Copy out every record below exactly as written, but leave out any pictures.

[Start Entries provided]

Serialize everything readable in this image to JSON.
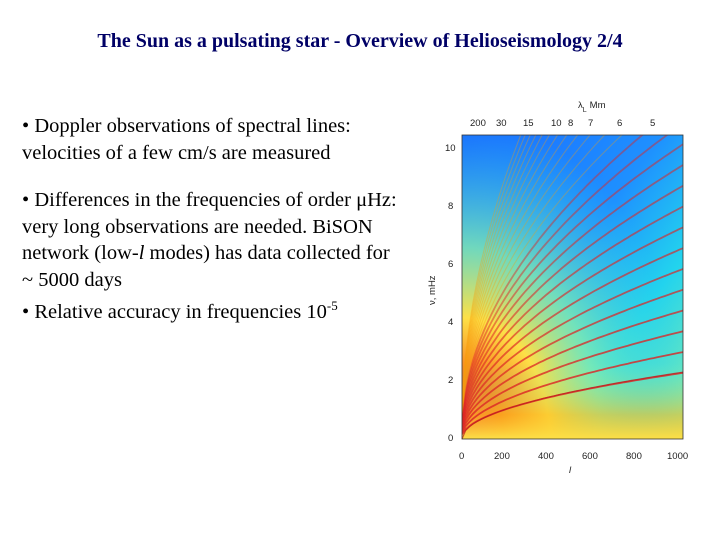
{
  "slide": {
    "title": "The Sun as a pulsating star - Overview of Helioseismology 2/4",
    "bullets": [
      {
        "marker": "•",
        "parts": [
          {
            "text": "Doppler observations of spectral lines: velocities of a few cm/s are measured",
            "style": "normal"
          }
        ]
      },
      {
        "marker": "•",
        "parts": [
          {
            "text": "Differences in the frequencies of order ",
            "style": "normal"
          },
          {
            "text": "μ",
            "style": "normal"
          },
          {
            "text": "Hz: very long observations are needed. BiSON network (low-",
            "style": "normal"
          },
          {
            "text": "l",
            "style": "italic"
          },
          {
            "text": " modes) has data collected for ",
            "style": "normal"
          },
          {
            "text": "~",
            "style": "normal"
          },
          {
            "text": " 5000 days",
            "style": "normal"
          }
        ]
      },
      {
        "marker": "•",
        "parts": [
          {
            "text": "Relative accuracy in  frequencies 10",
            "style": "normal"
          },
          {
            "text": "-5",
            "style": "sup"
          }
        ]
      }
    ]
  },
  "figure": {
    "type": "heatmap",
    "top_axis_label": "λ",
    "top_axis_label_sub": "L",
    "top_axis_unit": "Mm",
    "top_ticks": [
      "200",
      "30",
      "15",
      "10",
      "8",
      "7",
      "6",
      "5"
    ],
    "left_axis_label": "ν, mHz",
    "left_ticks": [
      "0",
      "2",
      "4",
      "6",
      "8",
      "10"
    ],
    "bottom_axis_label": "l",
    "bottom_ticks": [
      "0",
      "200",
      "400",
      "600",
      "800",
      "1000"
    ],
    "colors": {
      "low": "#1a6bff",
      "mid_low": "#22d3ee",
      "mid": "#86efac",
      "mid_high": "#fde047",
      "high": "#ef4444"
    }
  }
}
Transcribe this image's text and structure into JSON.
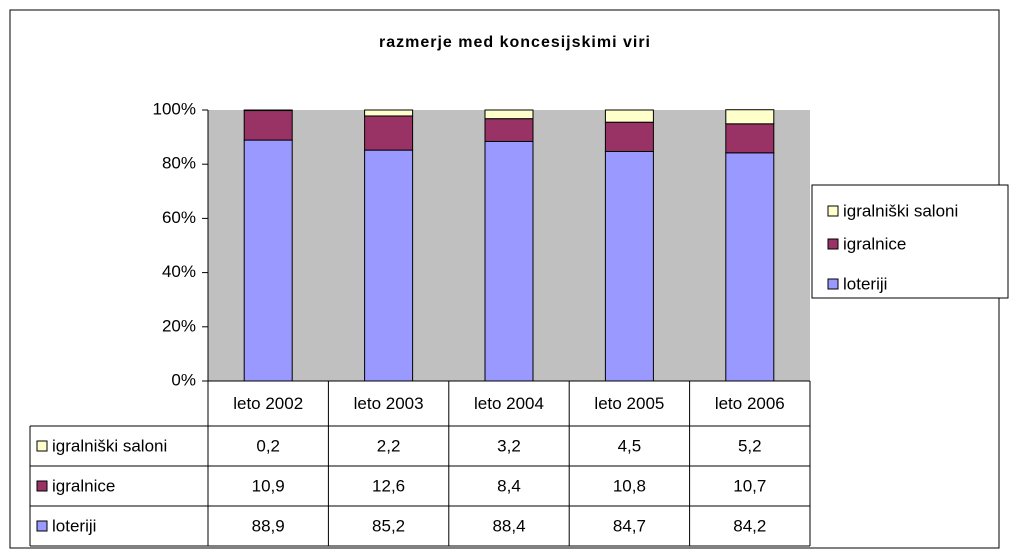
{
  "chart_data": {
    "type": "bar",
    "stacked": true,
    "title": "razmerje med koncesijskimi viri",
    "categories": [
      "leto 2002",
      "leto 2003",
      "leto 2004",
      "leto 2005",
      "leto 2006"
    ],
    "series": [
      {
        "name": "loteriji",
        "color": "#9999ff",
        "values": [
          88.9,
          85.2,
          88.4,
          84.7,
          84.2
        ],
        "value_labels": [
          "88,9",
          "85,2",
          "88,4",
          "84,7",
          "84,2"
        ]
      },
      {
        "name": "igralnice",
        "color": "#993366",
        "values": [
          10.9,
          12.6,
          8.4,
          10.8,
          10.7
        ],
        "value_labels": [
          "10,9",
          "12,6",
          "8,4",
          "10,8",
          "10,7"
        ]
      },
      {
        "name": "igralniški saloni",
        "color": "#ffffcc",
        "values": [
          0.2,
          2.2,
          3.2,
          4.5,
          5.2
        ],
        "value_labels": [
          "0,2",
          "2,2",
          "3,2",
          "4,5",
          "5,2"
        ]
      }
    ],
    "ylim": [
      0,
      100
    ],
    "yticks": [
      {
        "value": 0,
        "label": "0%"
      },
      {
        "value": 20,
        "label": "20%"
      },
      {
        "value": 40,
        "label": "40%"
      },
      {
        "value": 60,
        "label": "60%"
      },
      {
        "value": 80,
        "label": "80%"
      },
      {
        "value": 100,
        "label": "100%"
      }
    ],
    "plot_background": "#c0c0c0",
    "legend": "right",
    "data_table": true
  }
}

[End Entries provided]

__The solution__
Serialize everything readable in this image to JSON.
{
  "slide": {
    "title": "The Sun as a pulsating star - Overview of Helioseismology 2/4",
    "bullets": [
      {
        "marker": "•",
        "parts": [
          {
            "text": "Doppler observations of spectral lines: velocities of a few cm/s are measured",
            "style": "normal"
          }
        ]
      },
      {
        "marker": "•",
        "parts": [
          {
            "text": "Differences in the frequencies of order ",
            "style": "normal"
          },
          {
            "text": "μ",
            "style": "normal"
          },
          {
            "text": "Hz: very long observations are needed. BiSON network (low-",
            "style": "normal"
          },
          {
            "text": "l",
            "style": "italic"
          },
          {
            "text": " modes) has data collected for ",
            "style": "normal"
          },
          {
            "text": "~",
            "style": "normal"
          },
          {
            "text": " 5000 days",
            "style": "normal"
          }
        ]
      },
      {
        "marker": "•",
        "parts": [
          {
            "text": "Relative accuracy in  frequencies 10",
            "style": "normal"
          },
          {
            "text": "-5",
            "style": "sup"
          }
        ]
      }
    ]
  },
  "figure": {
    "type": "heatmap",
    "top_axis_label": "λ",
    "top_axis_label_sub": "L",
    "top_axis_unit": "Mm",
    "top_ticks": [
      "200",
      "30",
      "15",
      "10",
      "8",
      "7",
      "6",
      "5"
    ],
    "left_axis_label": "ν, mHz",
    "left_ticks": [
      "0",
      "2",
      "4",
      "6",
      "8",
      "10"
    ],
    "bottom_axis_label": "l",
    "bottom_ticks": [
      "0",
      "200",
      "400",
      "600",
      "800",
      "1000"
    ],
    "colors": {
      "low": "#1a6bff",
      "mid_low": "#22d3ee",
      "mid": "#86efac",
      "mid_high": "#fde047",
      "high": "#ef4444"
    }
  }
}
Transcribe this image's text and structure into JSON.
{
  "chart_data": {
    "type": "bar",
    "stacked": true,
    "title": "razmerje med koncesijskimi viri",
    "categories": [
      "leto 2002",
      "leto 2003",
      "leto 2004",
      "leto 2005",
      "leto 2006"
    ],
    "series": [
      {
        "name": "loteriji",
        "color": "#9999ff",
        "values": [
          88.9,
          85.2,
          88.4,
          84.7,
          84.2
        ],
        "value_labels": [
          "88,9",
          "85,2",
          "88,4",
          "84,7",
          "84,2"
        ]
      },
      {
        "name": "igralnice",
        "color": "#993366",
        "values": [
          10.9,
          12.6,
          8.4,
          10.8,
          10.7
        ],
        "value_labels": [
          "10,9",
          "12,6",
          "8,4",
          "10,8",
          "10,7"
        ]
      },
      {
        "name": "igralniški saloni",
        "color": "#ffffcc",
        "values": [
          0.2,
          2.2,
          3.2,
          4.5,
          5.2
        ],
        "value_labels": [
          "0,2",
          "2,2",
          "3,2",
          "4,5",
          "5,2"
        ]
      }
    ],
    "ylim": [
      0,
      100
    ],
    "yticks": [
      {
        "value": 0,
        "label": "0%"
      },
      {
        "value": 20,
        "label": "20%"
      },
      {
        "value": 40,
        "label": "40%"
      },
      {
        "value": 60,
        "label": "60%"
      },
      {
        "value": 80,
        "label": "80%"
      },
      {
        "value": 100,
        "label": "100%"
      }
    ],
    "plot_background": "#c0c0c0",
    "legend": "right",
    "data_table": true
  }
}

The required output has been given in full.